___ Rows ___

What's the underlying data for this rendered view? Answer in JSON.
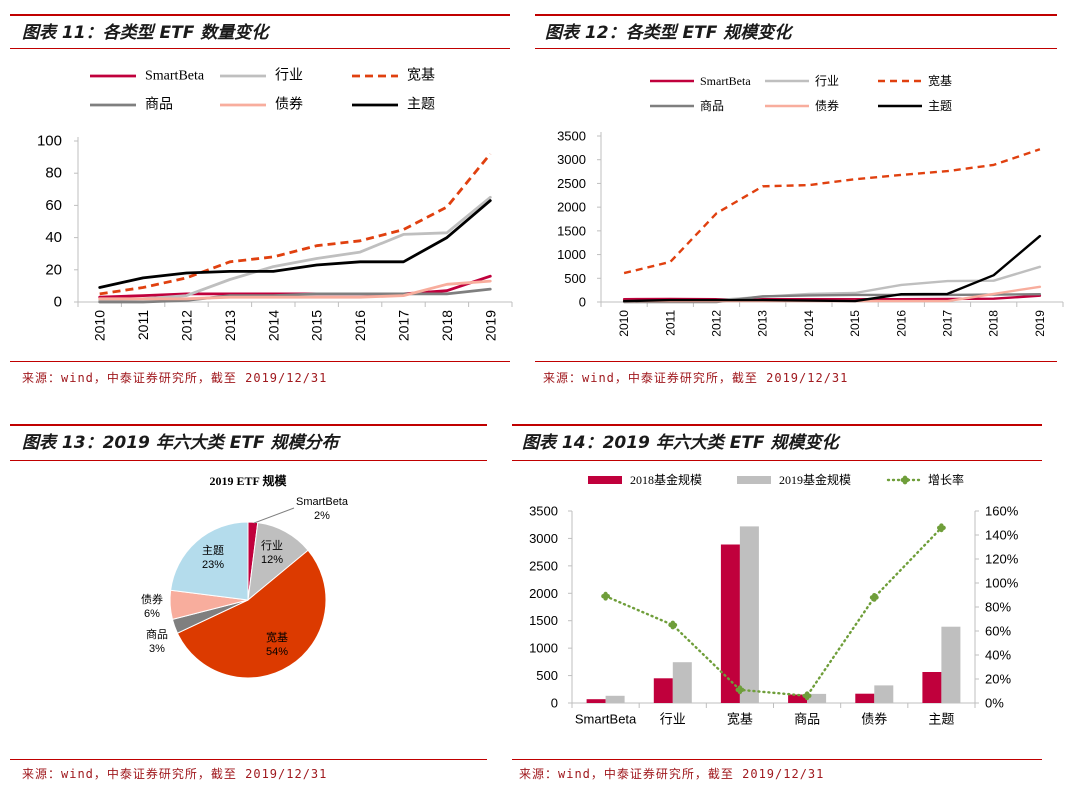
{
  "figures": [
    {
      "caption": "图表 11：各类型 ETF 数量变化",
      "source": "来源：wind，中泰证券研究所，截至 2019/12/31"
    },
    {
      "caption": "图表 12：各类型 ETF 规模变化",
      "source": "来源：wind，中泰证券研究所，截至 2019/12/31"
    },
    {
      "caption": "图表 13：2019 年六大类 ETF 规模分布",
      "source": "来源：wind，中泰证券研究所，截至 2019/12/31"
    },
    {
      "caption": "图表 14：2019 年六大类 ETF 规模变化",
      "source": "来源：wind，中泰证券研究所，截至 2019/12/31"
    }
  ],
  "colors": {
    "accent": "#c00000"
  },
  "chart_data": [
    {
      "type": "line",
      "x": [
        "2010",
        "2011",
        "2012",
        "2013",
        "2014",
        "2015",
        "2016",
        "2017",
        "2018",
        "2019"
      ],
      "ylim": [
        0,
        100
      ],
      "yticks": [
        0,
        20,
        40,
        60,
        80,
        100
      ],
      "grid": false,
      "legend_placement": "top",
      "series": [
        {
          "name": "SmartBeta",
          "color": "#c0003c",
          "style": "solid",
          "values": [
            3,
            4,
            5,
            5,
            5,
            5,
            5,
            5,
            7,
            16
          ]
        },
        {
          "name": "行业",
          "color": "#bfbfbf",
          "style": "solid",
          "values": [
            1,
            2,
            4,
            14,
            22,
            27,
            31,
            42,
            43,
            65
          ]
        },
        {
          "name": "宽基",
          "color": "#e0400f",
          "style": "dashed",
          "values": [
            5,
            9,
            15,
            25,
            28,
            35,
            38,
            45,
            59,
            92
          ]
        },
        {
          "name": "商品",
          "color": "#7f7f7f",
          "style": "solid",
          "values": [
            0,
            0,
            1,
            4,
            4,
            5,
            5,
            5,
            5,
            8
          ]
        },
        {
          "name": "债券",
          "color": "#f8ad9d",
          "style": "solid",
          "values": [
            2,
            2,
            2,
            3,
            3,
            3,
            3,
            4,
            11,
            13
          ]
        },
        {
          "name": "主题",
          "color": "#000000",
          "style": "solid",
          "values": [
            9,
            15,
            18,
            19,
            19,
            23,
            25,
            25,
            40,
            63
          ]
        }
      ]
    },
    {
      "type": "line",
      "x": [
        "2010",
        "2011",
        "2012",
        "2013",
        "2014",
        "2015",
        "2016",
        "2017",
        "2018",
        "2019"
      ],
      "ylim": [
        0,
        3500
      ],
      "yticks": [
        0,
        500,
        1000,
        1500,
        2000,
        2500,
        3000,
        3500
      ],
      "grid": false,
      "legend_placement": "top",
      "series": [
        {
          "name": "SmartBeta",
          "color": "#c0003c",
          "style": "solid",
          "values": [
            60,
            65,
            60,
            60,
            60,
            60,
            60,
            65,
            70,
            132
          ]
        },
        {
          "name": "行业",
          "color": "#bfbfbf",
          "style": "solid",
          "values": [
            10,
            20,
            40,
            110,
            170,
            190,
            360,
            440,
            450,
            743
          ]
        },
        {
          "name": "宽基",
          "color": "#e0400f",
          "style": "dashed",
          "values": [
            610,
            845,
            1870,
            2440,
            2465,
            2590,
            2680,
            2760,
            2890,
            3220
          ]
        },
        {
          "name": "商品",
          "color": "#7f7f7f",
          "style": "solid",
          "values": [
            0,
            0,
            0,
            120,
            140,
            150,
            150,
            150,
            155,
            165
          ]
        },
        {
          "name": "债券",
          "color": "#f8ad9d",
          "style": "solid",
          "values": [
            20,
            20,
            20,
            20,
            20,
            20,
            20,
            20,
            170,
            320
          ]
        },
        {
          "name": "主题",
          "color": "#000000",
          "style": "solid",
          "values": [
            20,
            40,
            40,
            40,
            30,
            20,
            165,
            170,
            565,
            1390
          ]
        }
      ]
    },
    {
      "type": "pie",
      "title": "2019 ETF 规模",
      "unit": "%",
      "slices": [
        {
          "label": "SmartBeta",
          "value": 2,
          "color": "#c0003c"
        },
        {
          "label": "行业",
          "value": 12,
          "color": "#bfbfbf"
        },
        {
          "label": "宽基",
          "value": 54,
          "color": "#dc3a00"
        },
        {
          "label": "商品",
          "value": 3,
          "color": "#7f7f7f"
        },
        {
          "label": "债券",
          "value": 6,
          "color": "#f8ad9d"
        },
        {
          "label": "主题",
          "value": 23,
          "color": "#b4dcec"
        }
      ]
    },
    {
      "type": "bar",
      "categories": [
        "SmartBeta",
        "行业",
        "宽基",
        "商品",
        "债券",
        "主题"
      ],
      "ylim": [
        0,
        3500
      ],
      "yticks": [
        0,
        500,
        1000,
        1500,
        2000,
        2500,
        3000,
        3500
      ],
      "y2lim": [
        0,
        160
      ],
      "y2ticks": [
        0,
        20,
        40,
        60,
        80,
        100,
        120,
        140,
        160
      ],
      "y2unit": "%",
      "grid": false,
      "legend_placement": "top",
      "series": [
        {
          "name": "2018基金规模",
          "kind": "bar",
          "color": "#c0003c",
          "values": [
            70,
            450,
            2890,
            155,
            170,
            565
          ]
        },
        {
          "name": "2019基金规模",
          "kind": "bar",
          "color": "#bfbfbf",
          "values": [
            132,
            743,
            3220,
            165,
            320,
            1390
          ]
        },
        {
          "name": "增长率",
          "kind": "line",
          "axis": "right",
          "style": "dotted",
          "color": "#6f9e3a",
          "values": [
            89,
            65,
            11,
            6,
            88,
            146
          ]
        }
      ]
    }
  ]
}
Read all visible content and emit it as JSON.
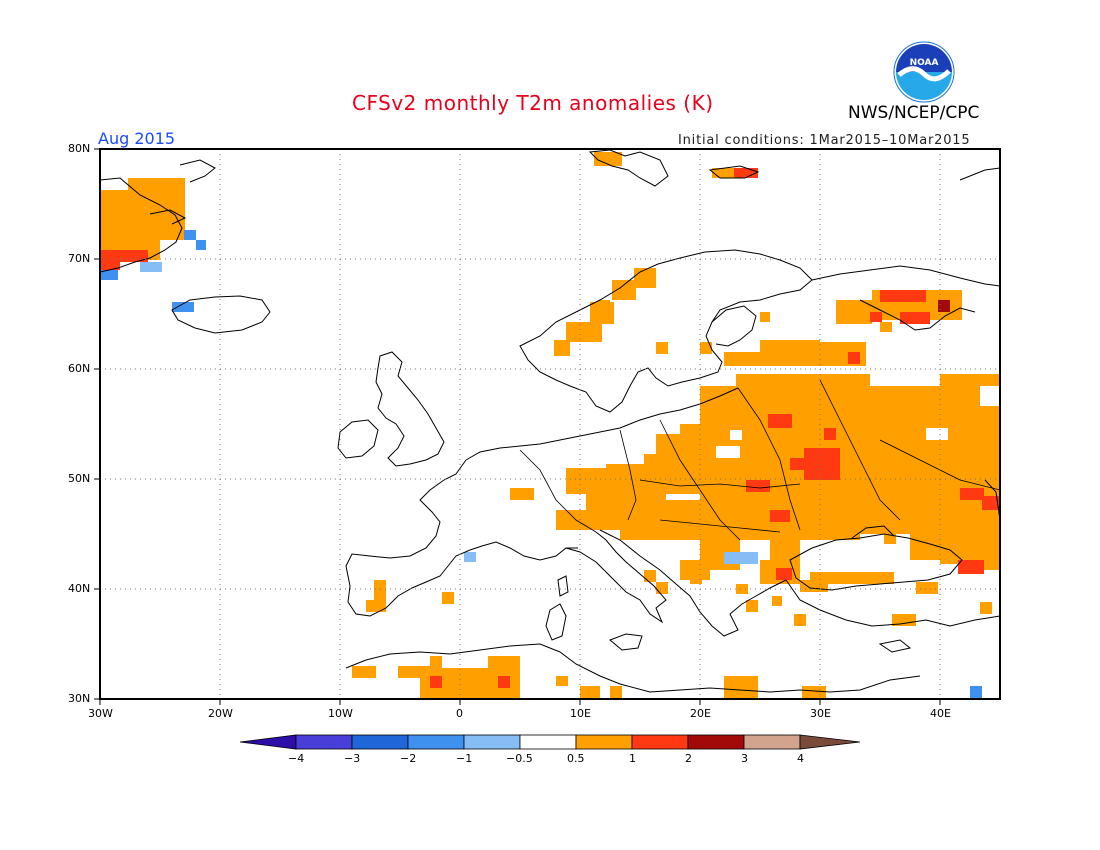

___

Output nothing but the number of lines in the data containing the string "label".

6